- Task details: Repeat the whole listing below, word for word.

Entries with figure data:
------------------------------------------------------------------------
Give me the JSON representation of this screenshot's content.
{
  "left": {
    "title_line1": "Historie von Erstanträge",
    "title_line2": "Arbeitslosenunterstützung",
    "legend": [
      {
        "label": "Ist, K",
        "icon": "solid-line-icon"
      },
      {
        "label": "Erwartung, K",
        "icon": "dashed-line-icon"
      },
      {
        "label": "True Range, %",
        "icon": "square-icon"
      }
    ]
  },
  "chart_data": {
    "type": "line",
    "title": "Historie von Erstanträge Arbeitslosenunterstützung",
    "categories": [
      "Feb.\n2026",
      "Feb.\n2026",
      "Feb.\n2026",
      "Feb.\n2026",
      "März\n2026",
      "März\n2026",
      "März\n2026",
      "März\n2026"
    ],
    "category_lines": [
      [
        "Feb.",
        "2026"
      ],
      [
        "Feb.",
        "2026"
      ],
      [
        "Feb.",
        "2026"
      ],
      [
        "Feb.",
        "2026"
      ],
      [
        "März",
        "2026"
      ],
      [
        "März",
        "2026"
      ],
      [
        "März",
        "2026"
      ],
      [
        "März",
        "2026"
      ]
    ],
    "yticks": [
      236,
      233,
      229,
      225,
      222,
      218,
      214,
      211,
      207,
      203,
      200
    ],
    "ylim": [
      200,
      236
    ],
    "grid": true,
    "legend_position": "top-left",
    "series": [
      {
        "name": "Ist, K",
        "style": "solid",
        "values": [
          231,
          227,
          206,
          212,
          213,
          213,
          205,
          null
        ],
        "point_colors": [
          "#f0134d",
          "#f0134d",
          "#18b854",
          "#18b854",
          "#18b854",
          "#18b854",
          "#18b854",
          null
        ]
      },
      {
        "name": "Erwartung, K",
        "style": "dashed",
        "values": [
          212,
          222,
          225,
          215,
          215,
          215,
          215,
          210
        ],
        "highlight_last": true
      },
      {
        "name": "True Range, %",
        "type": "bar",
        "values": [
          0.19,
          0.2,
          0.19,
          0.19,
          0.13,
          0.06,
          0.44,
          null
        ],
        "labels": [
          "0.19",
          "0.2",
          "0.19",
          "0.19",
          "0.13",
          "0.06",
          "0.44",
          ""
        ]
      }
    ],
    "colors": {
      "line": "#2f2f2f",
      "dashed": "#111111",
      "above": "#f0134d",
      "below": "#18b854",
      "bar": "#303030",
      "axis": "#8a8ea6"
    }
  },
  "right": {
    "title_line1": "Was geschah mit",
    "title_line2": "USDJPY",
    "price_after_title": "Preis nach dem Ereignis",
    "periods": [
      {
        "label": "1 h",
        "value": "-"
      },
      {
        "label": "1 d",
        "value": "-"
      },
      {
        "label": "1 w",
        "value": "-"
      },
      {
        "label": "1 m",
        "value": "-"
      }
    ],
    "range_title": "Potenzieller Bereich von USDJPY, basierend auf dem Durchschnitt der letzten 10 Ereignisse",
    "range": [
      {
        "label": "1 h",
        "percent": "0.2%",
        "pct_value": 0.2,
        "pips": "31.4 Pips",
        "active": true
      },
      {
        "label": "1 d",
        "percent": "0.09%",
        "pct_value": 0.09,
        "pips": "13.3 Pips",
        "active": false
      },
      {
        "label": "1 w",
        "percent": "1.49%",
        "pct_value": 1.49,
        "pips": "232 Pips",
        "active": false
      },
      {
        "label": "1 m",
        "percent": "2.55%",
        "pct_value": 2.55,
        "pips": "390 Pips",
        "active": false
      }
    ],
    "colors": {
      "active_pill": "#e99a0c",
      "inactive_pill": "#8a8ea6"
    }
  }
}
------------------------------------------------------------------------
- Expected output:
Give me the JSON representation of this screenshot's content.
{
  "left": {
    "title_line1": "Historie von Erstanträge",
    "title_line2": "Arbeitslosenunterstützung",
    "legend": [
      {
        "label": "Ist, K",
        "icon": "solid-line-icon"
      },
      {
        "label": "Erwartung, K",
        "icon": "dashed-line-icon"
      },
      {
        "label": "True Range, %",
        "icon": "square-icon"
      }
    ]
  },
  "chart_data": {
    "type": "line",
    "title": "Historie von Erstanträge Arbeitslosenunterstützung",
    "categories": [
      "Feb.\n2026",
      "Feb.\n2026",
      "Feb.\n2026",
      "Feb.\n2026",
      "März\n2026",
      "März\n2026",
      "März\n2026",
      "März\n2026"
    ],
    "category_lines": [
      [
        "Feb.",
        "2026"
      ],
      [
        "Feb.",
        "2026"
      ],
      [
        "Feb.",
        "2026"
      ],
      [
        "Feb.",
        "2026"
      ],
      [
        "März",
        "2026"
      ],
      [
        "März",
        "2026"
      ],
      [
        "März",
        "2026"
      ],
      [
        "März",
        "2026"
      ]
    ],
    "yticks": [
      236,
      233,
      229,
      225,
      222,
      218,
      214,
      211,
      207,
      203,
      200
    ],
    "ylim": [
      200,
      236
    ],
    "grid": true,
    "legend_position": "top-left",
    "series": [
      {
        "name": "Ist, K",
        "style": "solid",
        "values": [
          231,
          227,
          206,
          212,
          213,
          213,
          205,
          null
        ],
        "point_colors": [
          "#f0134d",
          "#f0134d",
          "#18b854",
          "#18b854",
          "#18b854",
          "#18b854",
          "#18b854",
          null
        ]
      },
      {
        "name": "Erwartung, K",
        "style": "dashed",
        "values": [
          212,
          222,
          225,
          215,
          215,
          215,
          215,
          210
        ],
        "highlight_last": true
      },
      {
        "name": "True Range, %",
        "type": "bar",
        "values": [
          0.19,
          0.2,
          0.19,
          0.19,
          0.13,
          0.06,
          0.44,
          null
        ],
        "labels": [
          "0.19",
          "0.2",
          "0.19",
          "0.19",
          "0.13",
          "0.06",
          "0.44",
          ""
        ]
      }
    ],
    "colors": {
      "line": "#2f2f2f",
      "dashed": "#111111",
      "above": "#f0134d",
      "below": "#18b854",
      "bar": "#303030",
      "axis": "#8a8ea6"
    }
  },
  "right": {
    "title_line1": "Was geschah mit",
    "title_line2": "USDJPY",
    "price_after_title": "Preis nach dem Ereignis",
    "periods": [
      {
        "label": "1 h",
        "value": "-"
      },
      {
        "label": "1 d",
        "value": "-"
      },
      {
        "label": "1 w",
        "value": "-"
      },
      {
        "label": "1 m",
        "value": "-"
      }
    ],
    "range_title": "Potenzieller Bereich von USDJPY, basierend auf dem Durchschnitt der letzten 10 Ereignisse",
    "range": [
      {
        "label": "1 h",
        "percent": "0.2%",
        "pct_value": 0.2,
        "pips": "31.4 Pips",
        "active": true
      },
      {
        "label": "1 d",
        "percent": "0.09%",
        "pct_value": 0.09,
        "pips": "13.3 Pips",
        "active": false
      },
      {
        "label": "1 w",
        "percent": "1.49%",
        "pct_value": 1.49,
        "pips": "232 Pips",
        "active": false
      },
      {
        "label": "1 m",
        "percent": "2.55%",
        "pct_value": 2.55,
        "pips": "390 Pips",
        "active": false
      }
    ],
    "colors": {
      "active_pill": "#e99a0c",
      "inactive_pill": "#8a8ea6"
    }
  }
}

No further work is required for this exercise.